TASK REQUIREMENTS
Repeat each entry as written and leave the images out of the copy.

RECORDS FOR THE TASK
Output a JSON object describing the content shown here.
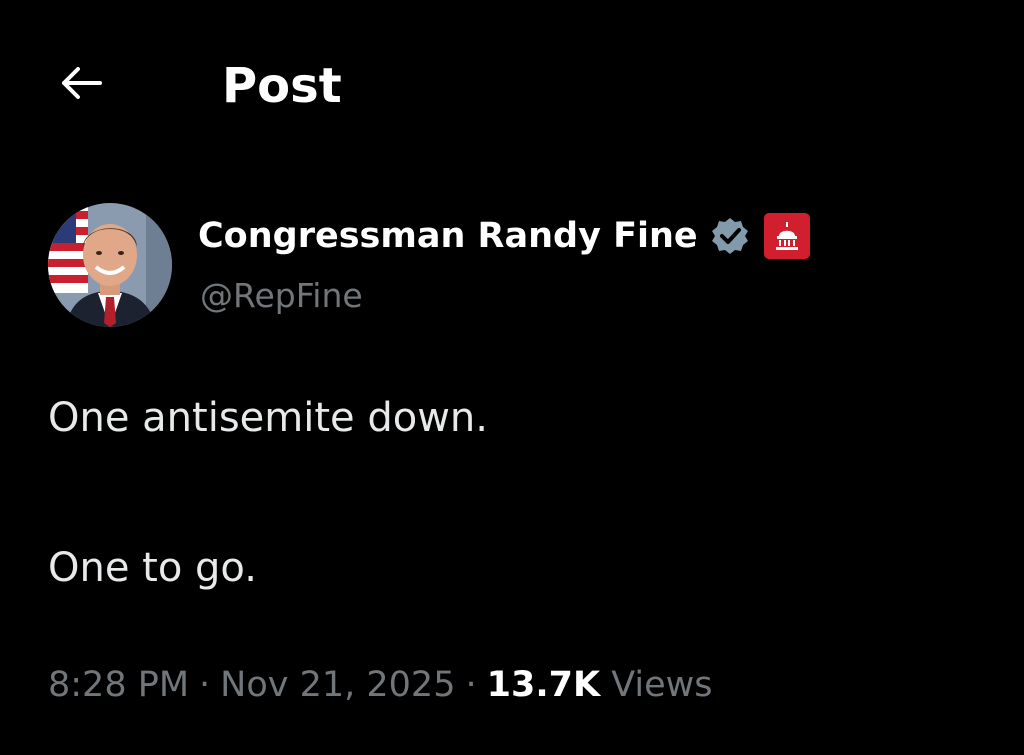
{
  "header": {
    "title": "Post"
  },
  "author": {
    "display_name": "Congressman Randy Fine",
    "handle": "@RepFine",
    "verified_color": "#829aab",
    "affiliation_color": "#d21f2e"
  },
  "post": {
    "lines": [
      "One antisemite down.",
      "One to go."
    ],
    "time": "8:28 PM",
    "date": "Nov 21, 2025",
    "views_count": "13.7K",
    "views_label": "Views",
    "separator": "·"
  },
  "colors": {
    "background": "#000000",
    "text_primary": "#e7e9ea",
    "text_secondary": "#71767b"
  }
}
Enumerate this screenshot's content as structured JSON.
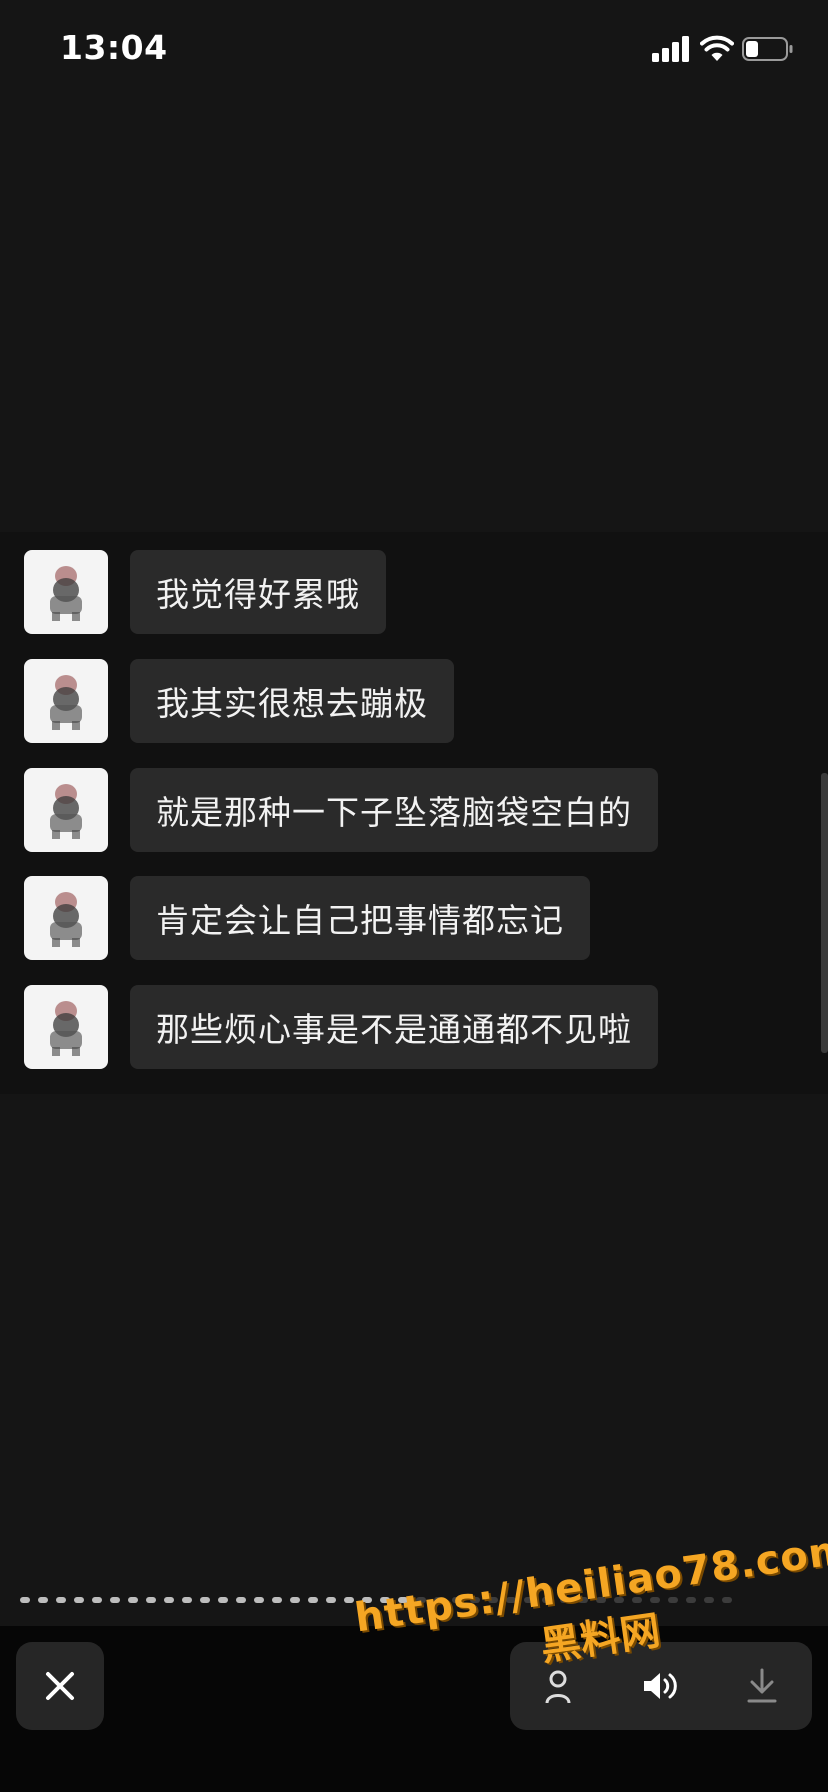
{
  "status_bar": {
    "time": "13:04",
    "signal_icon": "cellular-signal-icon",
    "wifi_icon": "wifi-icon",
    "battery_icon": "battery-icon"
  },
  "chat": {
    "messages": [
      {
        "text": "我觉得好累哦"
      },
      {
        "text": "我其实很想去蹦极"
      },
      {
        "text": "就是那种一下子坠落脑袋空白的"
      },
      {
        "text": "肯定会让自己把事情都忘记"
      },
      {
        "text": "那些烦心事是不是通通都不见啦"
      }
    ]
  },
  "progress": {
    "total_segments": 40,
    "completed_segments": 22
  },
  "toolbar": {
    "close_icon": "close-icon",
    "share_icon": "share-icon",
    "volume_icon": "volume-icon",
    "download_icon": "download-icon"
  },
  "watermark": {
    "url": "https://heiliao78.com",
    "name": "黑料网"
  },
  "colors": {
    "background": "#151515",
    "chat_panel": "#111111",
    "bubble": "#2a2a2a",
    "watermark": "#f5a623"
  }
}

ANSWER BELOW
Output a JSON object describing the content shown here.
{
  "header": {
    "title": "Post"
  },
  "author": {
    "display_name": "Congressman Randy Fine",
    "handle": "@RepFine",
    "verified_color": "#829aab",
    "affiliation_color": "#d21f2e"
  },
  "post": {
    "lines": [
      "One antisemite down.",
      "One to go."
    ],
    "time": "8:28 PM",
    "date": "Nov 21, 2025",
    "views_count": "13.7K",
    "views_label": "Views",
    "separator": "·"
  },
  "colors": {
    "background": "#000000",
    "text_primary": "#e7e9ea",
    "text_secondary": "#71767b"
  }
}
Enumerate this screenshot's content as structured JSON.
{
  "status_bar": {
    "time": "13:04",
    "signal_icon": "cellular-signal-icon",
    "wifi_icon": "wifi-icon",
    "battery_icon": "battery-icon"
  },
  "chat": {
    "messages": [
      {
        "text": "我觉得好累哦"
      },
      {
        "text": "我其实很想去蹦极"
      },
      {
        "text": "就是那种一下子坠落脑袋空白的"
      },
      {
        "text": "肯定会让自己把事情都忘记"
      },
      {
        "text": "那些烦心事是不是通通都不见啦"
      }
    ]
  },
  "progress": {
    "total_segments": 40,
    "completed_segments": 22
  },
  "toolbar": {
    "close_icon": "close-icon",
    "share_icon": "share-icon",
    "volume_icon": "volume-icon",
    "download_icon": "download-icon"
  },
  "watermark": {
    "url": "https://heiliao78.com",
    "name": "黑料网"
  },
  "colors": {
    "background": "#151515",
    "chat_panel": "#111111",
    "bubble": "#2a2a2a",
    "watermark": "#f5a623"
  }
}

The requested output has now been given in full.